■ Set problem
The records that follow are to be repeated exactly, with the pictures removed.

Dataset records on visual material:

# # #

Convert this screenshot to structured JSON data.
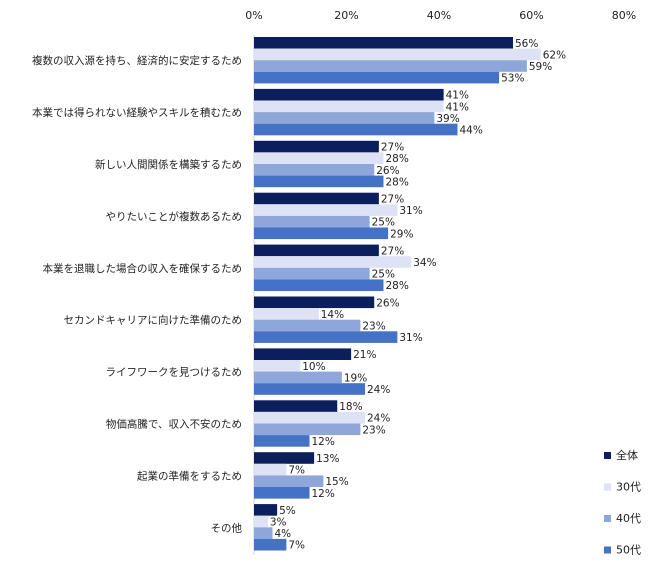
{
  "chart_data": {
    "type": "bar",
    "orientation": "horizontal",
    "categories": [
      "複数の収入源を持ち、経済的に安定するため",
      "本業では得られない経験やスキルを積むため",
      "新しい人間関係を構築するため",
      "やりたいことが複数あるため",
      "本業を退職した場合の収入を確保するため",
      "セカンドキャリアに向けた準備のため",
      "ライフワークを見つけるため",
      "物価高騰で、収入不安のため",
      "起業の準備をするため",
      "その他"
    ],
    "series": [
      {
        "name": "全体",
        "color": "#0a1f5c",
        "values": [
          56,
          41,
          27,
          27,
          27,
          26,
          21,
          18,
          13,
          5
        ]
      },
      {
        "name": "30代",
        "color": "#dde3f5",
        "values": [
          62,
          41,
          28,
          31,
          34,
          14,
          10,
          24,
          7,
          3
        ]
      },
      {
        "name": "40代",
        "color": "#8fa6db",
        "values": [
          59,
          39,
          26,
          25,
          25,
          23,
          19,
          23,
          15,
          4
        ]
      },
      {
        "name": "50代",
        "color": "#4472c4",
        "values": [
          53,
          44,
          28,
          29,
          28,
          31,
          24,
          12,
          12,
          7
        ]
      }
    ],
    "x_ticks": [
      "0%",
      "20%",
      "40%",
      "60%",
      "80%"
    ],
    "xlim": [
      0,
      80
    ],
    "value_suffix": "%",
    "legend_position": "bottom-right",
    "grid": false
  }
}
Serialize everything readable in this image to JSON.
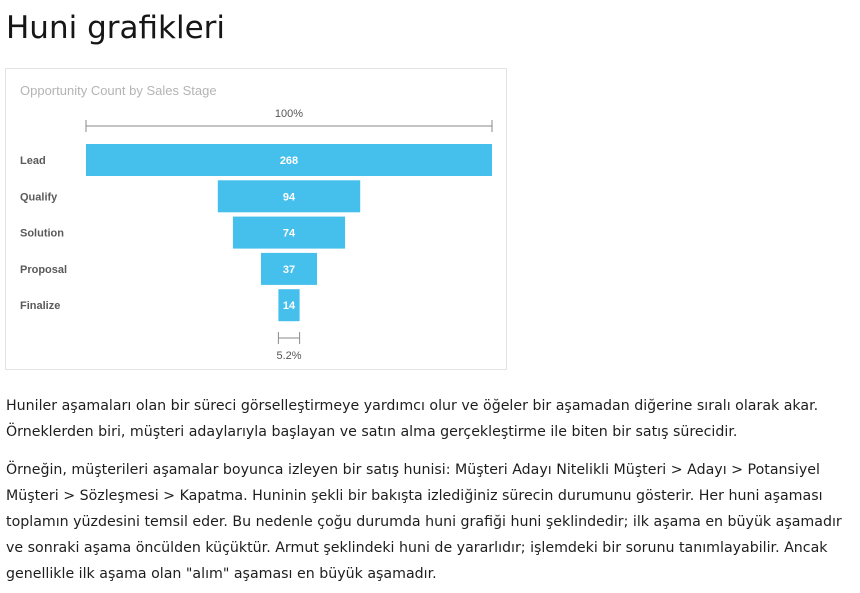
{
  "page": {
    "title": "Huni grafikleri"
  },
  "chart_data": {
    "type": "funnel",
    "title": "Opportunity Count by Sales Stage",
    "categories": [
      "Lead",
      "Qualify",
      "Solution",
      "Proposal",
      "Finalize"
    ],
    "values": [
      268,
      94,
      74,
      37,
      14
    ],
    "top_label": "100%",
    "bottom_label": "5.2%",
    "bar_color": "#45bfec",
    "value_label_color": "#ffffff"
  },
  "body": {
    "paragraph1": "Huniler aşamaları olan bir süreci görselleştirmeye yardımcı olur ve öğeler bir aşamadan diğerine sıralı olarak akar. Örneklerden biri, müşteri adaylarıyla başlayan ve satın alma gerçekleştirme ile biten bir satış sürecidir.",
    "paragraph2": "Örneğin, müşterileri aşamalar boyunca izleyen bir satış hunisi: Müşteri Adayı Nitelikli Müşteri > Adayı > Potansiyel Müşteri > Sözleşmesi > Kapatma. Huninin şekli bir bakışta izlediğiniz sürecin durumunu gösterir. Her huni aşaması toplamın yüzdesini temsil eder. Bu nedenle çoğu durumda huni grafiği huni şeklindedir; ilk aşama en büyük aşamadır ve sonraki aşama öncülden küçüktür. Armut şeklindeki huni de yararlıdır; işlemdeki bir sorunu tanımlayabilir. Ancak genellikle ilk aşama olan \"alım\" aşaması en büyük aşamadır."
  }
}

# # #

■ Answer
Convert this screenshot to structured JSON data.
{
  "chart_data": {
    "type": "bar",
    "orientation": "horizontal",
    "categories": [
      "複数の収入源を持ち、経済的に安定するため",
      "本業では得られない経験やスキルを積むため",
      "新しい人間関係を構築するため",
      "やりたいことが複数あるため",
      "本業を退職した場合の収入を確保するため",
      "セカンドキャリアに向けた準備のため",
      "ライフワークを見つけるため",
      "物価高騰で、収入不安のため",
      "起業の準備をするため",
      "その他"
    ],
    "series": [
      {
        "name": "全体",
        "color": "#0a1f5c",
        "values": [
          56,
          41,
          27,
          27,
          27,
          26,
          21,
          18,
          13,
          5
        ]
      },
      {
        "name": "30代",
        "color": "#dde3f5",
        "values": [
          62,
          41,
          28,
          31,
          34,
          14,
          10,
          24,
          7,
          3
        ]
      },
      {
        "name": "40代",
        "color": "#8fa6db",
        "values": [
          59,
          39,
          26,
          25,
          25,
          23,
          19,
          23,
          15,
          4
        ]
      },
      {
        "name": "50代",
        "color": "#4472c4",
        "values": [
          53,
          44,
          28,
          29,
          28,
          31,
          24,
          12,
          12,
          7
        ]
      }
    ],
    "x_ticks": [
      "0%",
      "20%",
      "40%",
      "60%",
      "80%"
    ],
    "xlim": [
      0,
      80
    ],
    "value_suffix": "%",
    "legend_position": "bottom-right",
    "grid": false
  }
}
Serialize everything readable in this image to JSON.
{
  "page": {
    "title": "Huni grafikleri"
  },
  "chart_data": {
    "type": "funnel",
    "title": "Opportunity Count by Sales Stage",
    "categories": [
      "Lead",
      "Qualify",
      "Solution",
      "Proposal",
      "Finalize"
    ],
    "values": [
      268,
      94,
      74,
      37,
      14
    ],
    "top_label": "100%",
    "bottom_label": "5.2%",
    "bar_color": "#45bfec",
    "value_label_color": "#ffffff"
  },
  "body": {
    "paragraph1": "Huniler aşamaları olan bir süreci görselleştirmeye yardımcı olur ve öğeler bir aşamadan diğerine sıralı olarak akar. Örneklerden biri, müşteri adaylarıyla başlayan ve satın alma gerçekleştirme ile biten bir satış sürecidir.",
    "paragraph2": "Örneğin, müşterileri aşamalar boyunca izleyen bir satış hunisi: Müşteri Adayı Nitelikli Müşteri > Adayı > Potansiyel Müşteri > Sözleşmesi > Kapatma. Huninin şekli bir bakışta izlediğiniz sürecin durumunu gösterir. Her huni aşaması toplamın yüzdesini temsil eder. Bu nedenle çoğu durumda huni grafiği huni şeklindedir; ilk aşama en büyük aşamadır ve sonraki aşama öncülden küçüktür. Armut şeklindeki huni de yararlıdır; işlemdeki bir sorunu tanımlayabilir. Ancak genellikle ilk aşama olan \"alım\" aşaması en büyük aşamadır."
  }
}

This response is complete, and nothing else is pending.